▶ _Exercise directions_:
Quote all of the data that follows exactly as written, skipping the images.

....................

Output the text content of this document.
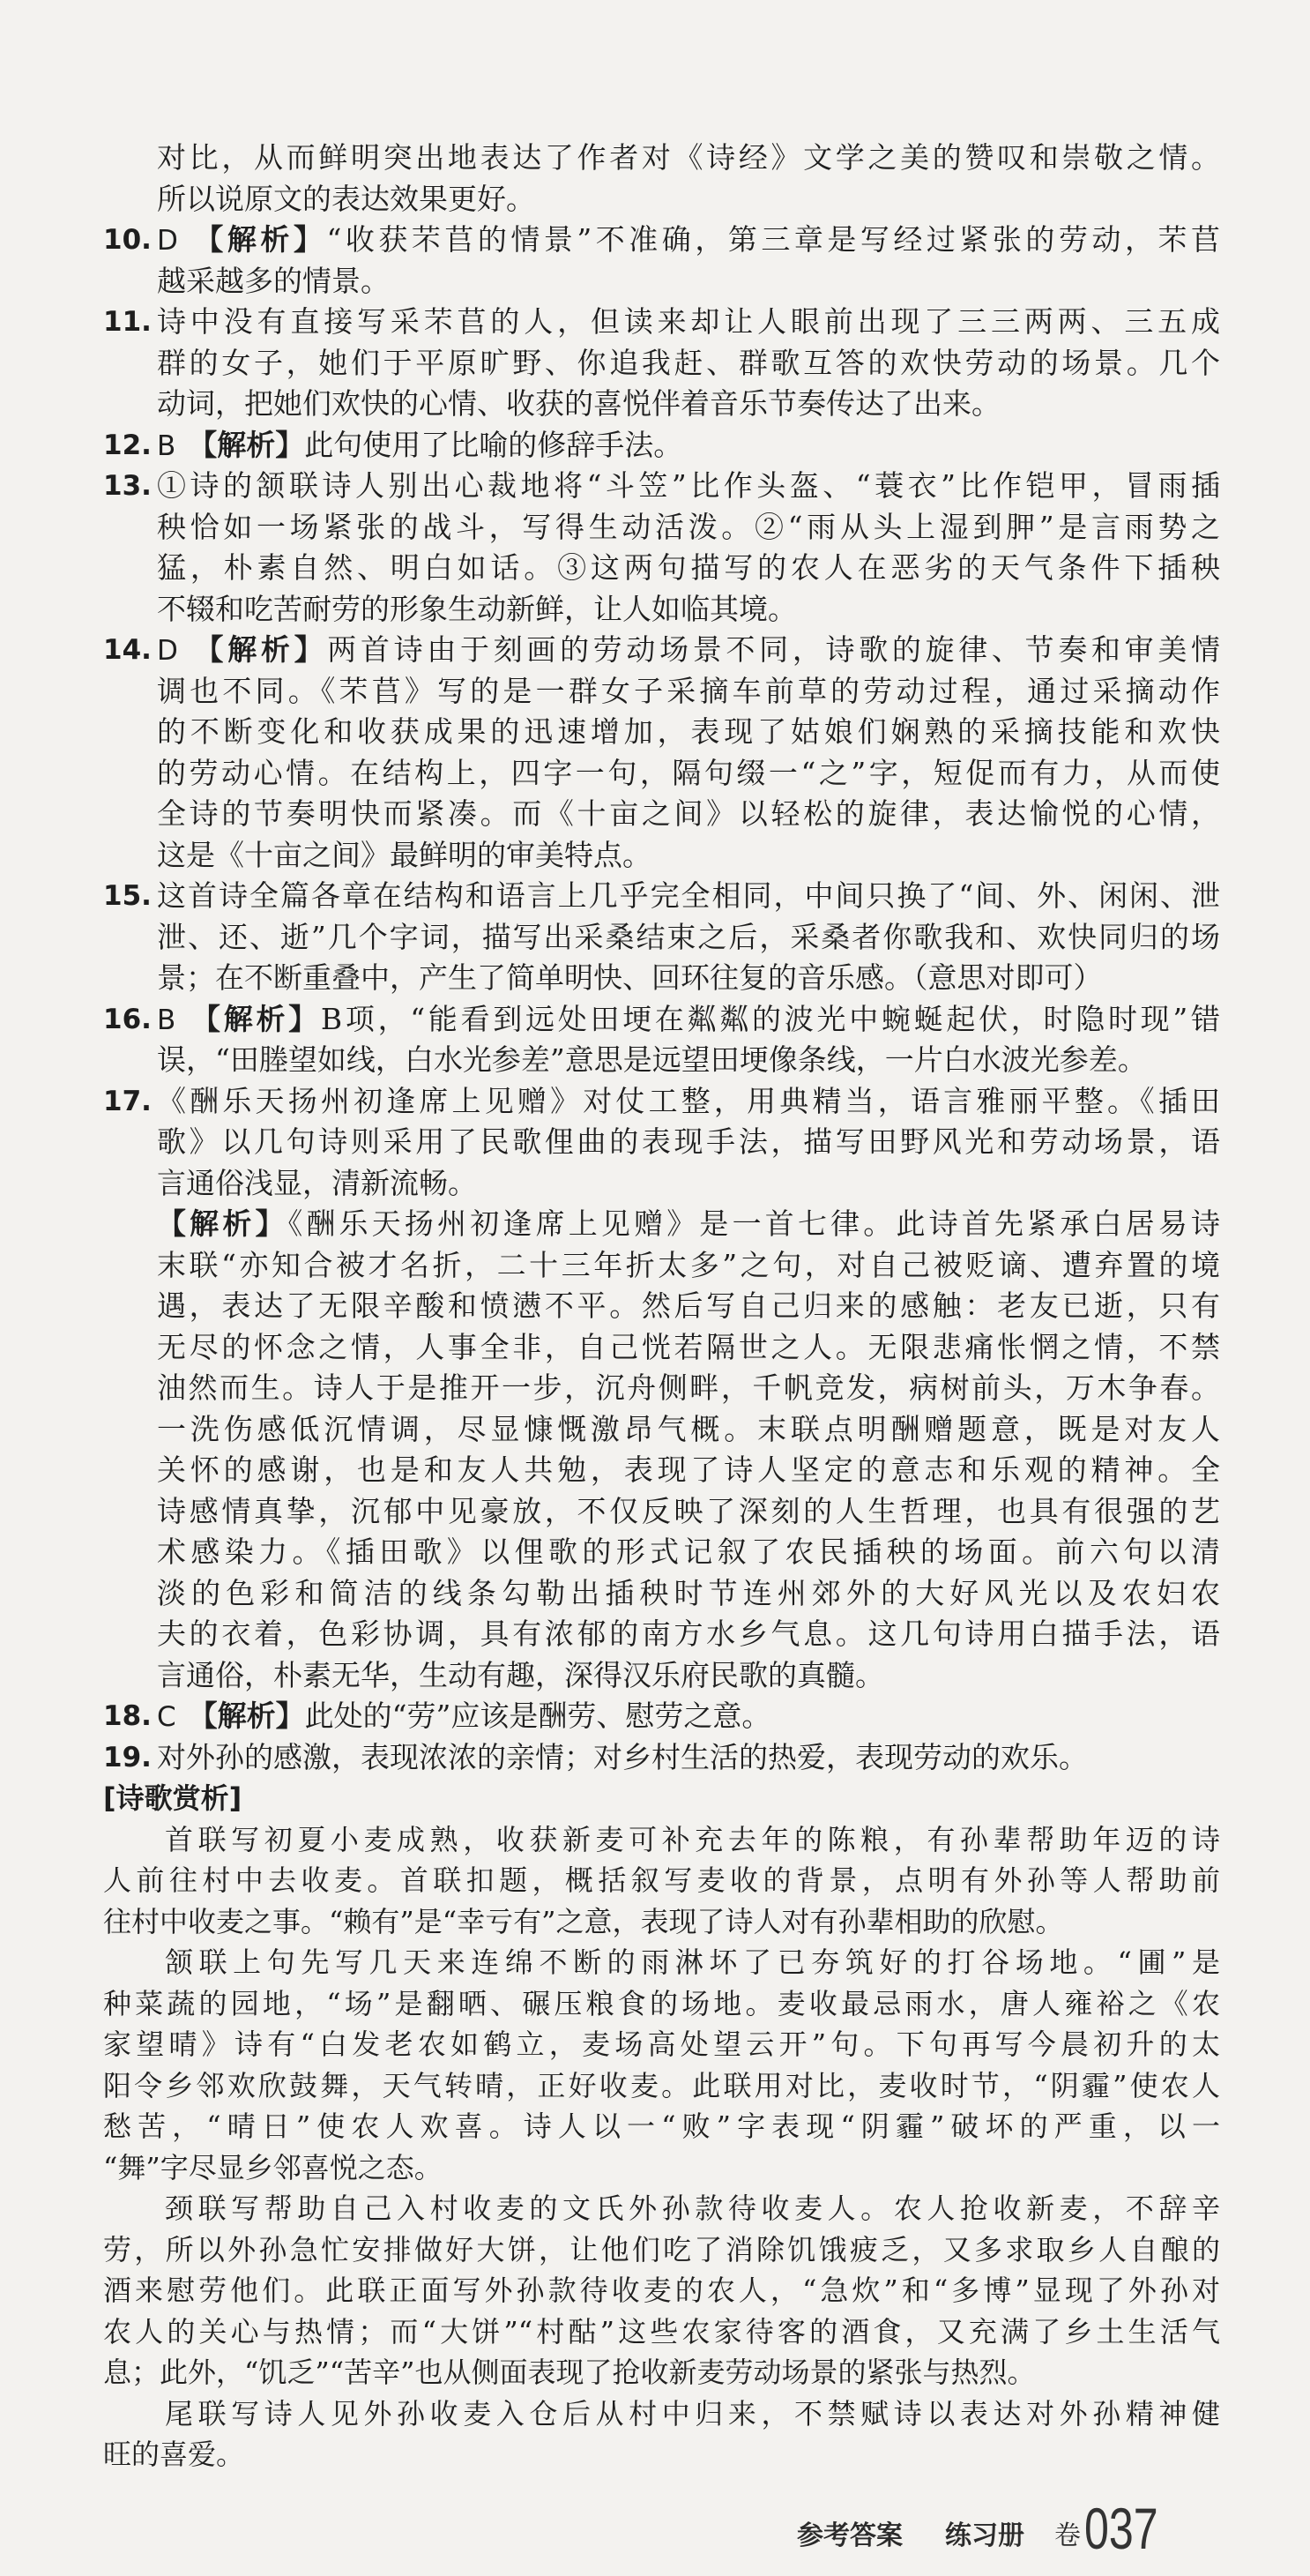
对比，从而鲜明突出地表达了作者对《诗经》文学之美的赞叹和崇敬之情。
所以说原文的表达效果更好。
10. D 【解析】“收获芣苢的情景”不准确，第三章是写经过紧张的劳动，芣苢
越采越多的情景。
11. 诗中没有直接写采芣苢的人，但读来却让人眼前出现了三三两两、三五成
群的女子，她们于平原旷野、你追我赶、群歌互答的欢快劳动的场景。几个
动词，把她们欢快的心情、收获的喜悦伴着音乐节奏传达了出来。
12. B 【解析】此句使用了比喻的修辞手法。
13. ①诗的颔联诗人别出心裁地将“斗笠”比作头盔、“蓑衣”比作铠甲，冒雨插
秧恰如一场紧张的战斗，写得生动活泼。②“雨从头上湿到胛”是言雨势之
猛，朴素自然、明白如话。③这两句描写的农人在恶劣的天气条件下插秧
不辍和吃苦耐劳的形象生动新鲜，让人如临其境。
14. D 【解析】两首诗由于刻画的劳动场景不同，诗歌的旋律、节奏和审美情
调也不同。《芣苢》写的是一群女子采摘车前草的劳动过程，通过采摘动作
的不断变化和收获成果的迅速增加，表现了姑娘们娴熟的采摘技能和欢快
的劳动心情。在结构上，四字一句，隔句缀一“之”字，短促而有力，从而使
全诗的节奏明快而紧凑。而《十亩之间》以轻松的旋律，表达愉悦的心情，
这是《十亩之间》最鲜明的审美特点。
15. 这首诗全篇各章在结构和语言上几乎完全相同，中间只换了“间、外、闲闲、泄
泄、还、逝”几个字词，描写出采桑结束之后，采桑者你歌我和、欢快同归的场
景；在不断重叠中，产生了简单明快、回环往复的音乐感。（意思对即可）
16. B 【解析】B项，“能看到远处田埂在粼粼的波光中蜿蜒起伏，时隐时现”错
误，“田塍望如线，白水光参差”意思是远望田埂像条线，一片白水波光参差。
17. 《酬乐天扬州初逢席上见赠》对仗工整，用典精当，语言雅丽平整。《插田
歌》以几句诗则采用了民歌俚曲的表现手法，描写田野风光和劳动场景，语
言通俗浅显，清新流畅。
【解析】《酬乐天扬州初逢席上见赠》是一首七律。此诗首先紧承白居易诗
末联“亦知合被才名折，二十三年折太多”之句，对自己被贬谪、遭弃置的境
遇，表达了无限辛酸和愤懑不平。然后写自己归来的感触：老友已逝，只有
无尽的怀念之情，人事全非，自己恍若隔世之人。无限悲痛怅惘之情，不禁
油然而生。诗人于是推开一步，沉舟侧畔，千帆竞发，病树前头，万木争春。
一洗伤感低沉情调，尽显慷慨激昂气概。末联点明酬赠题意，既是对友人
关怀的感谢，也是和友人共勉，表现了诗人坚定的意志和乐观的精神。全
诗感情真挚，沉郁中见豪放，不仅反映了深刻的人生哲理，也具有很强的艺
术感染力。《插田歌》以俚歌的形式记叙了农民插秧的场面。前六句以清
淡的色彩和简洁的线条勾勒出插秧时节连州郊外的大好风光以及农妇农
夫的衣着，色彩协调，具有浓郁的南方水乡气息。这几句诗用白描手法，语
言通俗，朴素无华，生动有趣，深得汉乐府民歌的真髓。
18. C 【解析】此处的“劳”应该是酬劳、慰劳之意。
19. 对外孙的感激，表现浓浓的亲情；对乡村生活的热爱，表现劳动的欢乐。
[诗歌赏析]
首联写初夏小麦成熟，收获新麦可补充去年的陈粮，有孙辈帮助年迈的诗
人前往村中去收麦。首联扣题，概括叙写麦收的背景，点明有外孙等人帮助前
往村中收麦之事。“赖有”是“幸亏有”之意，表现了诗人对有孙辈相助的欣慰。
颔联上句先写几天来连绵不断的雨淋坏了已夯筑好的打谷场地。“圃”是
种菜蔬的园地，“场”是翻晒、碾压粮食的场地。麦收最忌雨水，唐人雍裕之《农
家望晴》诗有“白发老农如鹤立，麦场高处望云开”句。下句再写今晨初升的太
阳令乡邻欢欣鼓舞，天气转晴，正好收麦。此联用对比，麦收时节，“阴霾”使农人
愁苦，“晴日”使农人欢喜。诗人以一“败”字表现“阴霾”破坏的严重，以一
“舞”字尽显乡邻喜悦之态。
颈联写帮助自己入村收麦的文氏外孙款待收麦人。农人抢收新麦，不辞辛
劳，所以外孙急忙安排做好大饼，让他们吃了消除饥饿疲乏，又多求取乡人自酿的
酒来慰劳他们。此联正面写外孙款待收麦的农人，“急炊”和“多博”显现了外孙对
农人的关心与热情；而“大饼”“村酤”这些农家待客的酒食，又充满了乡土生活气
息；此外，“饥乏”“苦辛”也从侧面表现了抢收新麦劳动场景的紧张与热烈。
尾联写诗人见外孙收麦入仓后从村中归来，不禁赋诗以表达对外孙精神健
旺的喜爱。
参考答案 练习册 卷 037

....................

▶ _Exercise answer_:
Output the text content of this document.
对比，从而鲜明突出地表达了作者对《诗经》文学之美的赞叹和崇敬之情。
所以说原文的表达效果更好。
10. D 【解析】“收获芣苢的情景”不准确，第三章是写经过紧张的劳动，芣苢
越采越多的情景。
11. 诗中没有直接写采芣苢的人，但读来却让人眼前出现了三三两两、三五成
群的女子，她们于平原旷野、你追我赶、群歌互答的欢快劳动的场景。几个
动词，把她们欢快的心情、收获的喜悦伴着音乐节奏传达了出来。
12. B 【解析】此句使用了比喻的修辞手法。
13. ①诗的颔联诗人别出心裁地将“斗笠”比作头盔、“蓑衣”比作铠甲，冒雨插
秧恰如一场紧张的战斗，写得生动活泼。②“雨从头上湿到胛”是言雨势之
猛，朴素自然、明白如话。③这两句描写的农人在恶劣的天气条件下插秧
不辍和吃苦耐劳的形象生动新鲜，让人如临其境。
14. D 【解析】两首诗由于刻画的劳动场景不同，诗歌的旋律、节奏和审美情
调也不同。《芣苢》写的是一群女子采摘车前草的劳动过程，通过采摘动作
的不断变化和收获成果的迅速增加，表现了姑娘们娴熟的采摘技能和欢快
的劳动心情。在结构上，四字一句，隔句缀一“之”字，短促而有力，从而使
全诗的节奏明快而紧凑。而《十亩之间》以轻松的旋律，表达愉悦的心情，
这是《十亩之间》最鲜明的审美特点。
15. 这首诗全篇各章在结构和语言上几乎完全相同，中间只换了“间、外、闲闲、泄
泄、还、逝”几个字词，描写出采桑结束之后，采桑者你歌我和、欢快同归的场
景；在不断重叠中，产生了简单明快、回环往复的音乐感。（意思对即可）
16. B 【解析】B项，“能看到远处田埂在粼粼的波光中蜿蜒起伏，时隐时现”错
误，“田塍望如线，白水光参差”意思是远望田埂像条线，一片白水波光参差。
17. 《酬乐天扬州初逢席上见赠》对仗工整，用典精当，语言雅丽平整。《插田
歌》以几句诗则采用了民歌俚曲的表现手法，描写田野风光和劳动场景，语
言通俗浅显，清新流畅。
【解析】《酬乐天扬州初逢席上见赠》是一首七律。此诗首先紧承白居易诗
末联“亦知合被才名折，二十三年折太多”之句，对自己被贬谪、遭弃置的境
遇，表达了无限辛酸和愤懑不平。然后写自己归来的感触：老友已逝，只有
无尽的怀念之情，人事全非，自己恍若隔世之人。无限悲痛怅惘之情，不禁
油然而生。诗人于是推开一步，沉舟侧畔，千帆竞发，病树前头，万木争春。
一洗伤感低沉情调，尽显慷慨激昂气概。末联点明酬赠题意，既是对友人
关怀的感谢，也是和友人共勉，表现了诗人坚定的意志和乐观的精神。全
诗感情真挚，沉郁中见豪放，不仅反映了深刻的人生哲理，也具有很强的艺
术感染力。《插田歌》以俚歌的形式记叙了农民插秧的场面。前六句以清
淡的色彩和简洁的线条勾勒出插秧时节连州郊外的大好风光以及农妇农
夫的衣着，色彩协调，具有浓郁的南方水乡气息。这几句诗用白描手法，语
言通俗，朴素无华，生动有趣，深得汉乐府民歌的真髓。
18. C 【解析】此处的“劳”应该是酬劳、慰劳之意。
19. 对外孙的感激，表现浓浓的亲情；对乡村生活的热爱，表现劳动的欢乐。
[诗歌赏析]
首联写初夏小麦成熟，收获新麦可补充去年的陈粮，有孙辈帮助年迈的诗
人前往村中去收麦。首联扣题，概括叙写麦收的背景，点明有外孙等人帮助前
往村中收麦之事。“赖有”是“幸亏有”之意，表现了诗人对有孙辈相助的欣慰。
颔联上句先写几天来连绵不断的雨淋坏了已夯筑好的打谷场地。“圃”是
种菜蔬的园地，“场”是翻晒、碾压粮食的场地。麦收最忌雨水，唐人雍裕之《农
家望晴》诗有“白发老农如鹤立，麦场高处望云开”句。下句再写今晨初升的太
阳令乡邻欢欣鼓舞，天气转晴，正好收麦。此联用对比，麦收时节，“阴霾”使农人
愁苦，“晴日”使农人欢喜。诗人以一“败”字表现“阴霾”破坏的严重，以一
“舞”字尽显乡邻喜悦之态。
颈联写帮助自己入村收麦的文氏外孙款待收麦人。农人抢收新麦，不辞辛
劳，所以外孙急忙安排做好大饼，让他们吃了消除饥饿疲乏，又多求取乡人自酿的
酒来慰劳他们。此联正面写外孙款待收麦的农人，“急炊”和“多博”显现了外孙对
农人的关心与热情；而“大饼”“村酤”这些农家待客的酒食，又充满了乡土生活气
息；此外，“饥乏”“苦辛”也从侧面表现了抢收新麦劳动场景的紧张与热烈。
尾联写诗人见外孙收麦入仓后从村中归来，不禁赋诗以表达对外孙精神健
旺的喜爱。
参考答案 练习册 卷 037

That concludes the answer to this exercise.